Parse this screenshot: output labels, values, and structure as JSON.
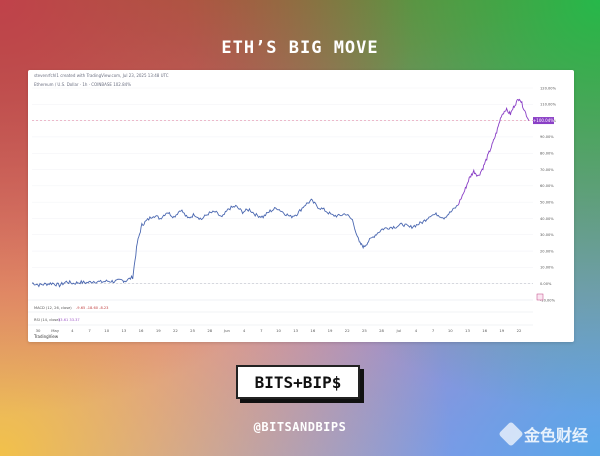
{
  "header": {
    "title": "ETH’S BIG MOVE"
  },
  "chart_meta": {
    "attribution": "stevenrfchl1 created with TradingView.com, Jul 23, 2025 13:48 UTC",
    "symbol": "Ethereum / U.S. Dollar · 1h · COINBASE  102.84%",
    "indicator1": "MACD (12, 26, close)",
    "indicator1_values": "-9.65  -18.60  -8.23",
    "indicator2": "RSI (14, close)",
    "indicator2_values": "33.61  33.37",
    "platform": "TradingView",
    "price_badge": "+100.04%"
  },
  "chart_data": {
    "type": "line",
    "xlabel": "",
    "ylabel": "",
    "x_ticks": [
      "30",
      "May",
      "4",
      "7",
      "10",
      "13",
      "16",
      "19",
      "22",
      "25",
      "28",
      "Jun",
      "4",
      "7",
      "10",
      "13",
      "16",
      "19",
      "22",
      "25",
      "28",
      "Jul",
      "4",
      "7",
      "10",
      "13",
      "16",
      "19",
      "22"
    ],
    "y_ticks": [
      "120.00%",
      "110.00%",
      "100.00%",
      "90.00%",
      "80.00%",
      "70.00%",
      "60.00%",
      "50.00%",
      "40.00%",
      "30.00%",
      "20.00%",
      "10.00%",
      "0.00%",
      "-10.00%"
    ],
    "ylim": [
      -10,
      120
    ],
    "series": [
      {
        "color": "#4a67b0",
        "values": [
          [
            0.0,
            0.5
          ],
          [
            1.5,
            -0.8
          ],
          [
            3.0,
            -0.2
          ],
          [
            4.5,
            0.3
          ],
          [
            6.0,
            -1.0
          ],
          [
            7.5,
            1.2
          ],
          [
            9.0,
            0.2
          ],
          [
            10.5,
            0.9
          ],
          [
            12.0,
            0.6
          ],
          [
            13.5,
            1.5
          ],
          [
            15.0,
            1.0
          ],
          [
            16.5,
            1.6
          ],
          [
            18.0,
            1.4
          ],
          [
            19.5,
            2.0
          ],
          [
            20.5,
            1.8
          ],
          [
            22.0,
            4.0
          ],
          [
            23.0,
            25.0
          ],
          [
            24.0,
            36.0
          ],
          [
            25.0,
            38.5
          ],
          [
            26.5,
            42.0
          ],
          [
            28.0,
            40.0
          ],
          [
            29.5,
            44.0
          ],
          [
            31.0,
            41.0
          ],
          [
            32.5,
            45.5
          ],
          [
            34.0,
            40.0
          ],
          [
            35.5,
            42.5
          ],
          [
            37.0,
            39.5
          ],
          [
            38.5,
            43.0
          ],
          [
            40.0,
            44.0
          ],
          [
            41.5,
            40.5
          ],
          [
            43.0,
            46.0
          ],
          [
            44.5,
            47.5
          ],
          [
            46.0,
            44.0
          ],
          [
            47.5,
            45.5
          ],
          [
            49.0,
            42.0
          ],
          [
            50.5,
            41.0
          ],
          [
            52.0,
            44.5
          ],
          [
            53.5,
            46.5
          ],
          [
            55.0,
            43.5
          ],
          [
            56.5,
            41.0
          ],
          [
            58.0,
            43.0
          ],
          [
            59.5,
            48.0
          ],
          [
            61.0,
            51.0
          ],
          [
            62.5,
            47.0
          ],
          [
            64.0,
            45.0
          ],
          [
            65.5,
            42.0
          ],
          [
            67.0,
            41.5
          ],
          [
            68.5,
            43.0
          ],
          [
            70.0,
            39.0
          ],
          [
            71.5,
            25.0
          ],
          [
            72.5,
            22.5
          ],
          [
            73.5,
            26.0
          ],
          [
            75.0,
            30.0
          ],
          [
            76.5,
            33.5
          ],
          [
            78.0,
            34.5
          ],
          [
            79.5,
            35.0
          ],
          [
            81.0,
            36.5
          ],
          [
            82.5,
            34.5
          ],
          [
            84.0,
            36.0
          ],
          [
            85.5,
            38.0
          ],
          [
            87.0,
            42.0
          ],
          [
            88.5,
            42.5
          ],
          [
            90.0,
            40.5
          ],
          [
            91.5,
            44.0
          ],
          [
            93.0,
            48.0
          ],
          [
            94.5,
            57.0
          ],
          [
            95.5,
            64.5
          ],
          [
            96.5,
            69.0
          ],
          [
            97.5,
            66.0
          ],
          [
            98.5,
            71.0
          ],
          [
            99.5,
            78.0
          ],
          [
            100.5,
            85.0
          ],
          [
            101.5,
            93.0
          ],
          [
            102.5,
            103.0
          ],
          [
            103.5,
            107.0
          ],
          [
            104.5,
            104.0
          ],
          [
            105.5,
            110.0
          ],
          [
            106.5,
            114.0
          ],
          [
            107.5,
            107.0
          ],
          [
            108.5,
            100.04
          ]
        ]
      }
    ],
    "reference_lines": [
      100.04,
      0
    ]
  },
  "footer": {
    "logo": "BITS+BIP$",
    "handle": "@BITSANDBIPS",
    "watermark": "金色财经"
  }
}
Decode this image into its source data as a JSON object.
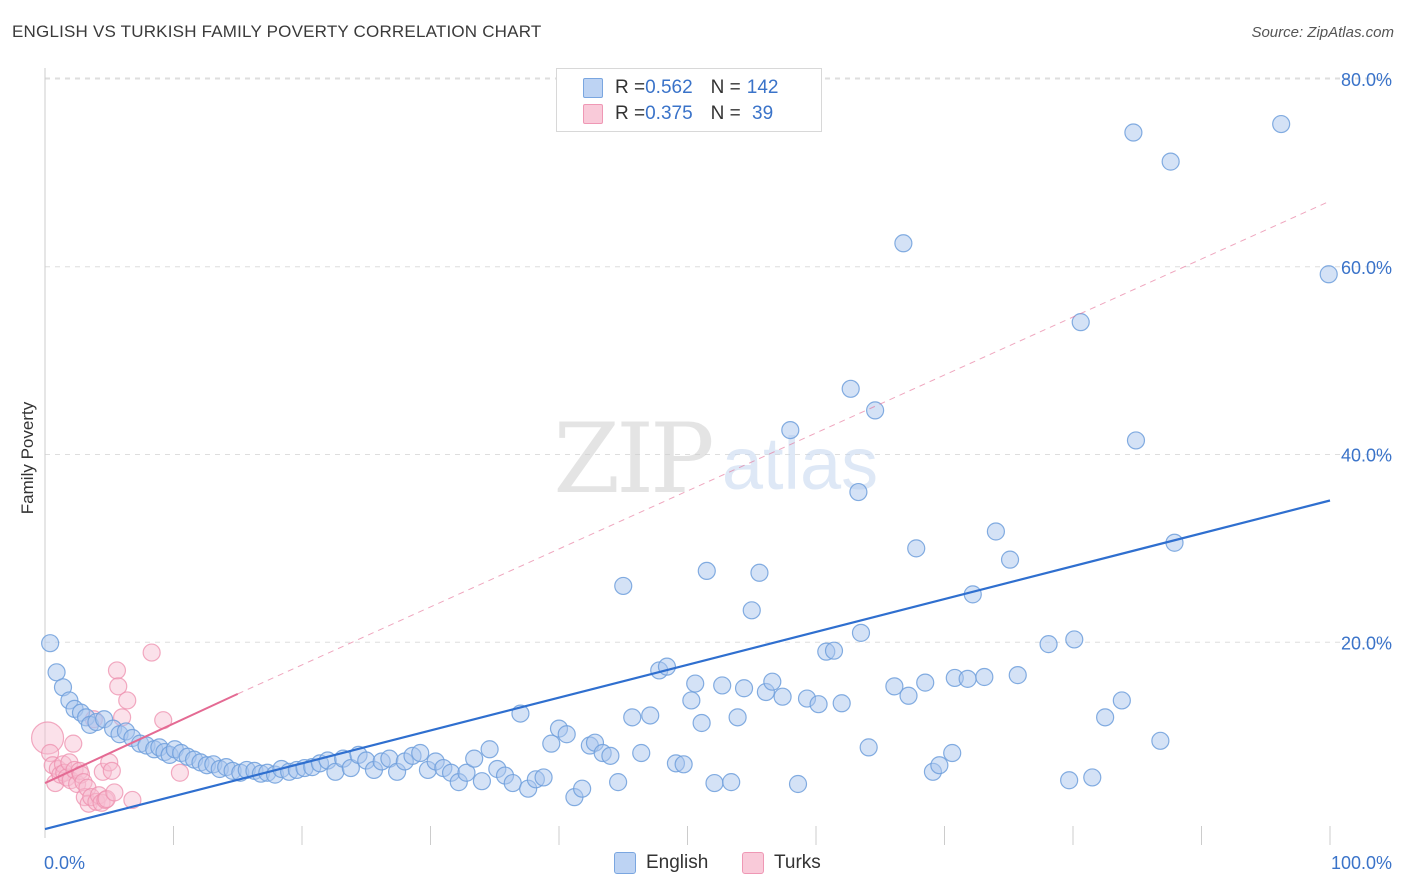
____
• [Instructions for the task]: Take the listing above and restate it word for word, without its pictures.

• [Solved problem]:
Parse this screenshot: output labels, values, and structure as JSON.
{
  "header": {
    "title": "ETH’S BIG MOVE"
  },
  "chart_meta": {
    "attribution": "stevenrfchl1 created with TradingView.com, Jul 23, 2025 13:48 UTC",
    "symbol": "Ethereum / U.S. Dollar · 1h · COINBASE  102.84%",
    "indicator1": "MACD (12, 26, close)",
    "indicator1_values": "-9.65  -18.60  -8.23",
    "indicator2": "RSI (14, close)",
    "indicator2_values": "33.61  33.37",
    "platform": "TradingView",
    "price_badge": "+100.04%"
  },
  "chart_data": {
    "type": "line",
    "xlabel": "",
    "ylabel": "",
    "x_ticks": [
      "30",
      "May",
      "4",
      "7",
      "10",
      "13",
      "16",
      "19",
      "22",
      "25",
      "28",
      "Jun",
      "4",
      "7",
      "10",
      "13",
      "16",
      "19",
      "22",
      "25",
      "28",
      "Jul",
      "4",
      "7",
      "10",
      "13",
      "16",
      "19",
      "22"
    ],
    "y_ticks": [
      "120.00%",
      "110.00%",
      "100.00%",
      "90.00%",
      "80.00%",
      "70.00%",
      "60.00%",
      "50.00%",
      "40.00%",
      "30.00%",
      "20.00%",
      "10.00%",
      "0.00%",
      "-10.00%"
    ],
    "ylim": [
      -10,
      120
    ],
    "series": [
      {
        "color": "#4a67b0",
        "values": [
          [
            0.0,
            0.5
          ],
          [
            1.5,
            -0.8
          ],
          [
            3.0,
            -0.2
          ],
          [
            4.5,
            0.3
          ],
          [
            6.0,
            -1.0
          ],
          [
            7.5,
            1.2
          ],
          [
            9.0,
            0.2
          ],
          [
            10.5,
            0.9
          ],
          [
            12.0,
            0.6
          ],
          [
            13.5,
            1.5
          ],
          [
            15.0,
            1.0
          ],
          [
            16.5,
            1.6
          ],
          [
            18.0,
            1.4
          ],
          [
            19.5,
            2.0
          ],
          [
            20.5,
            1.8
          ],
          [
            22.0,
            4.0
          ],
          [
            23.0,
            25.0
          ],
          [
            24.0,
            36.0
          ],
          [
            25.0,
            38.5
          ],
          [
            26.5,
            42.0
          ],
          [
            28.0,
            40.0
          ],
          [
            29.5,
            44.0
          ],
          [
            31.0,
            41.0
          ],
          [
            32.5,
            45.5
          ],
          [
            34.0,
            40.0
          ],
          [
            35.5,
            42.5
          ],
          [
            37.0,
            39.5
          ],
          [
            38.5,
            43.0
          ],
          [
            40.0,
            44.0
          ],
          [
            41.5,
            40.5
          ],
          [
            43.0,
            46.0
          ],
          [
            44.5,
            47.5
          ],
          [
            46.0,
            44.0
          ],
          [
            47.5,
            45.5
          ],
          [
            49.0,
            42.0
          ],
          [
            50.5,
            41.0
          ],
          [
            52.0,
            44.5
          ],
          [
            53.5,
            46.5
          ],
          [
            55.0,
            43.5
          ],
          [
            56.5,
            41.0
          ],
          [
            58.0,
            43.0
          ],
          [
            59.5,
            48.0
          ],
          [
            61.0,
            51.0
          ],
          [
            62.5,
            47.0
          ],
          [
            64.0,
            45.0
          ],
          [
            65.5,
            42.0
          ],
          [
            67.0,
            41.5
          ],
          [
            68.5,
            43.0
          ],
          [
            70.0,
            39.0
          ],
          [
            71.5,
            25.0
          ],
          [
            72.5,
            22.5
          ],
          [
            73.5,
            26.0
          ],
          [
            75.0,
            30.0
          ],
          [
            76.5,
            33.5
          ],
          [
            78.0,
            34.5
          ],
          [
            79.5,
            35.0
          ],
          [
            81.0,
            36.5
          ],
          [
            82.5,
            34.5
          ],
          [
            84.0,
            36.0
          ],
          [
            85.5,
            38.0
          ],
          [
            87.0,
            42.0
          ],
          [
            88.5,
            42.5
          ],
          [
            90.0,
            40.5
          ],
          [
            91.5,
            44.0
          ],
          [
            93.0,
            48.0
          ],
          [
            94.5,
            57.0
          ],
          [
            95.5,
            64.5
          ],
          [
            96.5,
            69.0
          ],
          [
            97.5,
            66.0
          ],
          [
            98.5,
            71.0
          ],
          [
            99.5,
            78.0
          ],
          [
            100.5,
            85.0
          ],
          [
            101.5,
            93.0
          ],
          [
            102.5,
            103.0
          ],
          [
            103.5,
            107.0
          ],
          [
            104.5,
            104.0
          ],
          [
            105.5,
            110.0
          ],
          [
            106.5,
            114.0
          ],
          [
            107.5,
            107.0
          ],
          [
            108.5,
            100.04
          ]
        ]
      }
    ],
    "reference_lines": [
      100.04,
      0
    ]
  },
  "footer": {
    "logo": "BITS+BIP$",
    "handle": "@BITSANDBIPS",
    "watermark": "金色财经"
  }
}
Decode this image into its source data as a JSON object.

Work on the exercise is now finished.